DESCRIPTION OF THE TASK ▸
Lines containing the word "this" are to be counted; state their number and nothing further.

:::::

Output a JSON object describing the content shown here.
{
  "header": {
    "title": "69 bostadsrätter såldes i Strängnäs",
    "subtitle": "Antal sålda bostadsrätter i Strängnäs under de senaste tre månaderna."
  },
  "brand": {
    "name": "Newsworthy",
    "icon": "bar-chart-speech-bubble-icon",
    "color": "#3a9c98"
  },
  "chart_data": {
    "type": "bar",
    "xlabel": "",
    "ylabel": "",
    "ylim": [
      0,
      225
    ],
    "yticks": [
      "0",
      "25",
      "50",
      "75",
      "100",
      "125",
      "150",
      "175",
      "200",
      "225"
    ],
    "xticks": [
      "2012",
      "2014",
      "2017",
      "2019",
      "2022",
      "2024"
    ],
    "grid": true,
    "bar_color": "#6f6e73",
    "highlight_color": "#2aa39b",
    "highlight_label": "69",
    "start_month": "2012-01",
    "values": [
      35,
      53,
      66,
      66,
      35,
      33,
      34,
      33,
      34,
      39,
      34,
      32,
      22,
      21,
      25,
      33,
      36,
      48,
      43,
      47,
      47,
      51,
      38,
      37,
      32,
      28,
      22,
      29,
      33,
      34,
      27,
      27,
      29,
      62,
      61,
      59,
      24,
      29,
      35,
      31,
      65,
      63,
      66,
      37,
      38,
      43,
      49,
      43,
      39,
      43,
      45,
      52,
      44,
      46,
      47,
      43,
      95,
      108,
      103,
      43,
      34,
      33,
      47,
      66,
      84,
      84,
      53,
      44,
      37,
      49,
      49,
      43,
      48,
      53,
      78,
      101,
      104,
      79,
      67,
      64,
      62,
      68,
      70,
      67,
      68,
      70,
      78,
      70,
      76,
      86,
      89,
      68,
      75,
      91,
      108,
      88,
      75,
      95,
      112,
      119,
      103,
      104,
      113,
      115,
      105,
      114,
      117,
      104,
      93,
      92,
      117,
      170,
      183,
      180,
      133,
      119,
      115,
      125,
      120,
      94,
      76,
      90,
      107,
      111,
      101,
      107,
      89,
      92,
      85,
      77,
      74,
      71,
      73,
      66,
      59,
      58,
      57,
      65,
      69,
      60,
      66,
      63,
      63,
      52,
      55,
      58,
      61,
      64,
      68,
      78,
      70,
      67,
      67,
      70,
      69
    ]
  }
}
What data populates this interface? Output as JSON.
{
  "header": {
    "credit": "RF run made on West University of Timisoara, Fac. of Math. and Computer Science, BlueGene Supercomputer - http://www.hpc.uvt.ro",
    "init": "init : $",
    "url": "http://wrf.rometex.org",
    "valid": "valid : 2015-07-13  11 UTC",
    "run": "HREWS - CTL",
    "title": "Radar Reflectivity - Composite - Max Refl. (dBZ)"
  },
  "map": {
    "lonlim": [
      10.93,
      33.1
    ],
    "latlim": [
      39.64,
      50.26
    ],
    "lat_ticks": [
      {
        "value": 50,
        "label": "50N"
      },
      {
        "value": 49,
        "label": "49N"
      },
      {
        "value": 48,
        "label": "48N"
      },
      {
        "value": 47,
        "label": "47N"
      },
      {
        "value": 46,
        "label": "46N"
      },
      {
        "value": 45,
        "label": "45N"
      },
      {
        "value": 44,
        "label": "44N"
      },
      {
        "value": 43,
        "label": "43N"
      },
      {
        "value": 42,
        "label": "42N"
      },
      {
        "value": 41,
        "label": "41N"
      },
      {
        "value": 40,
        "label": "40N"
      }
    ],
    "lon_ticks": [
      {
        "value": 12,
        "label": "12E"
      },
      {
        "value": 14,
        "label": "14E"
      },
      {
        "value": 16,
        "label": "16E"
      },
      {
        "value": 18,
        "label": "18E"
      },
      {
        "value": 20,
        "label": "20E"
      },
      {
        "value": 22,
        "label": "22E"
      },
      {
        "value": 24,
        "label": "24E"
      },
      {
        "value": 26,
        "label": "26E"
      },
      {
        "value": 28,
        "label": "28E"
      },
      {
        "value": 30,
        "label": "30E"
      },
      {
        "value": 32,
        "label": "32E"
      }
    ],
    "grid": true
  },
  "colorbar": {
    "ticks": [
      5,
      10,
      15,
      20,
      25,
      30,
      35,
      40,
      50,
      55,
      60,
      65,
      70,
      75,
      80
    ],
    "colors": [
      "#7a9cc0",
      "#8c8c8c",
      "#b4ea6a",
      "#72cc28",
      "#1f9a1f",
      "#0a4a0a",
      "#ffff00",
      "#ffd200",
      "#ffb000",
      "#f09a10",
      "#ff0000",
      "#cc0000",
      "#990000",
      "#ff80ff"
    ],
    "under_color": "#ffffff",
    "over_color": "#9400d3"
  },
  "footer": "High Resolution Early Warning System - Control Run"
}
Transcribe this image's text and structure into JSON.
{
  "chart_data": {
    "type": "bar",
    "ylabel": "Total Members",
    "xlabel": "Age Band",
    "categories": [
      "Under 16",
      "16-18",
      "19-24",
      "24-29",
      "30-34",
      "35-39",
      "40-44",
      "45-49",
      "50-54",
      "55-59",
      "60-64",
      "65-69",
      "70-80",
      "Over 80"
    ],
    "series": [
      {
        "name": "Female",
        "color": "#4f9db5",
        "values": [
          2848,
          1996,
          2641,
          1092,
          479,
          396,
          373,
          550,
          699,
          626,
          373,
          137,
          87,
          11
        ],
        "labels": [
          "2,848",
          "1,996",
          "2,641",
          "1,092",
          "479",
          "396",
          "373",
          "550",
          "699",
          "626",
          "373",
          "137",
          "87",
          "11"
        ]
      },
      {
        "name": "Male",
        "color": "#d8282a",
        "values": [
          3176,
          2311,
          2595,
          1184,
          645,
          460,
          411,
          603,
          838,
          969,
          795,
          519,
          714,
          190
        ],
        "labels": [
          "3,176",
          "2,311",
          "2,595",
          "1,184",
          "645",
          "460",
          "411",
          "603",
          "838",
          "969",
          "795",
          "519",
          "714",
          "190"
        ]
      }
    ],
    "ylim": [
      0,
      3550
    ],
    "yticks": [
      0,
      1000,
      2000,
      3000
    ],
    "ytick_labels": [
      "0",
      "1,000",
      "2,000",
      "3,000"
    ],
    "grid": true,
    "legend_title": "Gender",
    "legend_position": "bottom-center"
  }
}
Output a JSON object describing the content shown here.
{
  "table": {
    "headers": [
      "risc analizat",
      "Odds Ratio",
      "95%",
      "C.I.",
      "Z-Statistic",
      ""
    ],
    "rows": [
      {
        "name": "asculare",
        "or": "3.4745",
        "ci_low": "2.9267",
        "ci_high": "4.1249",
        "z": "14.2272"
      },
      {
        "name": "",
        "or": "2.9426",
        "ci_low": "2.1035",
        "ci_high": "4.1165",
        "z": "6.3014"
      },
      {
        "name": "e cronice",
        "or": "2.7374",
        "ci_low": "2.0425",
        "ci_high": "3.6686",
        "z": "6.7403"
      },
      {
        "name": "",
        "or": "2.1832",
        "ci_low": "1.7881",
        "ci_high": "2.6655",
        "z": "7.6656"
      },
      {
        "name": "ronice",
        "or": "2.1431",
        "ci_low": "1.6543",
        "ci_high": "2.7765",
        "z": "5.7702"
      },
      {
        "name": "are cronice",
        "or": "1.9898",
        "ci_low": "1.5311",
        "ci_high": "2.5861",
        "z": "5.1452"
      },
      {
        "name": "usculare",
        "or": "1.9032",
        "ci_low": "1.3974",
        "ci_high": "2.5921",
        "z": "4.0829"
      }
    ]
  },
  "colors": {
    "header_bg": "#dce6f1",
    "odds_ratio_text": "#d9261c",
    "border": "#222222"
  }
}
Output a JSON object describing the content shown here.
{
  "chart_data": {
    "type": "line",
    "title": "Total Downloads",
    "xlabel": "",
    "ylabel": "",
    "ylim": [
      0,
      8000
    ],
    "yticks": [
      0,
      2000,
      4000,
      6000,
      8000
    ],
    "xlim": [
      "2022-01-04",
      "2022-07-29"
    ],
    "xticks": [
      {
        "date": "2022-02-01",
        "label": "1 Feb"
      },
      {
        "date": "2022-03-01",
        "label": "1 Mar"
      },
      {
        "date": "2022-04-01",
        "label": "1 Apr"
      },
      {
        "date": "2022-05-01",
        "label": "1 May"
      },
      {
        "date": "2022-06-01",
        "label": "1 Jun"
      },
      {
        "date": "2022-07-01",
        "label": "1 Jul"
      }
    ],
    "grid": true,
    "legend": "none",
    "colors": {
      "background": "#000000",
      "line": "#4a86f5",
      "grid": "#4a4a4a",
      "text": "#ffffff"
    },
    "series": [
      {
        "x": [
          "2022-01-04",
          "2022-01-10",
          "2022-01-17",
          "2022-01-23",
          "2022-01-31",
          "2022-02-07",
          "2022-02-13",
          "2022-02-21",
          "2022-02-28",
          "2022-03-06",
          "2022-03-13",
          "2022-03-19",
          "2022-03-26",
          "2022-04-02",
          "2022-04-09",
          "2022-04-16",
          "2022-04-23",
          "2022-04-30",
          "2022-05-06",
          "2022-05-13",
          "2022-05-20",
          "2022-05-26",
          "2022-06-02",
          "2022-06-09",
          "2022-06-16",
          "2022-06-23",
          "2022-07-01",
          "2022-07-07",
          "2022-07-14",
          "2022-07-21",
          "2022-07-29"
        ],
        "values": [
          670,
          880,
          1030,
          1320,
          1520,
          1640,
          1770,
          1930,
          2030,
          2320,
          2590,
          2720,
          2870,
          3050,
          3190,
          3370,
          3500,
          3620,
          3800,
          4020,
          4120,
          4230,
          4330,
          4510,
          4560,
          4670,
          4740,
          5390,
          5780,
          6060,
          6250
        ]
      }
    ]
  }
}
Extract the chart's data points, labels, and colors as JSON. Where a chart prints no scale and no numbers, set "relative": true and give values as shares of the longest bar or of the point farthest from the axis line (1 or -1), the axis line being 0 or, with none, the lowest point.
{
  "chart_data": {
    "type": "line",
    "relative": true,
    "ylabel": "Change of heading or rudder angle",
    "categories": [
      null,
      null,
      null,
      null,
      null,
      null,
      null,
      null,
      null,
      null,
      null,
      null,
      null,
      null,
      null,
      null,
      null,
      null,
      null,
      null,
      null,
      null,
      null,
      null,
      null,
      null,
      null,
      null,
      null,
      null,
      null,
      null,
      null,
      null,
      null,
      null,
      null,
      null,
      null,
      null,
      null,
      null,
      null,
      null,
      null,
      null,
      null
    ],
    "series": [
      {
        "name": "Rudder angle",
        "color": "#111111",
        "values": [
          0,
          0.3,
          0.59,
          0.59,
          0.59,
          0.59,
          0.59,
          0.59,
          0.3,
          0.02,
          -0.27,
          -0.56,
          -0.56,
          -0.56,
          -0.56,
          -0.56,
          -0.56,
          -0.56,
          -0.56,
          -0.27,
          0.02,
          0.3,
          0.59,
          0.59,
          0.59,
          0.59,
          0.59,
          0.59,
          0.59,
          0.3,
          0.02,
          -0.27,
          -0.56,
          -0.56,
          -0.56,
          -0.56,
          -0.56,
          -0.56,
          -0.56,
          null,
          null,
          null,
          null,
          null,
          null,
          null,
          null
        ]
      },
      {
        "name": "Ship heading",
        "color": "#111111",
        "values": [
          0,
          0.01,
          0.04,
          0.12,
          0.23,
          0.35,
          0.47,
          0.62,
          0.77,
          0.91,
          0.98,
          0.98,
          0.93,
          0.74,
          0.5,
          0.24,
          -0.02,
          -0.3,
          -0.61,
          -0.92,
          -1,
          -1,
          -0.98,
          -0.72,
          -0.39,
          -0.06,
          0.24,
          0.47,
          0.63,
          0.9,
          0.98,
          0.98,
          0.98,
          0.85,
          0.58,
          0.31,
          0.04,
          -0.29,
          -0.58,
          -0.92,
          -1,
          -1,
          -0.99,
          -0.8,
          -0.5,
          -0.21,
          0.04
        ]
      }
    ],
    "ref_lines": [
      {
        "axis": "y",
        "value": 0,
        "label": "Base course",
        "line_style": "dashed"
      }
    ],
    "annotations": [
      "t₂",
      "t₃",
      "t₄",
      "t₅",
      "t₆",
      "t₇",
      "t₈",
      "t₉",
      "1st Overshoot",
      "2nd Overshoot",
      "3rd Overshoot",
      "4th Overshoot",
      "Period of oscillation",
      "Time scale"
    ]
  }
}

:::::

SOLUTION TO THE EXERCISE ▸
2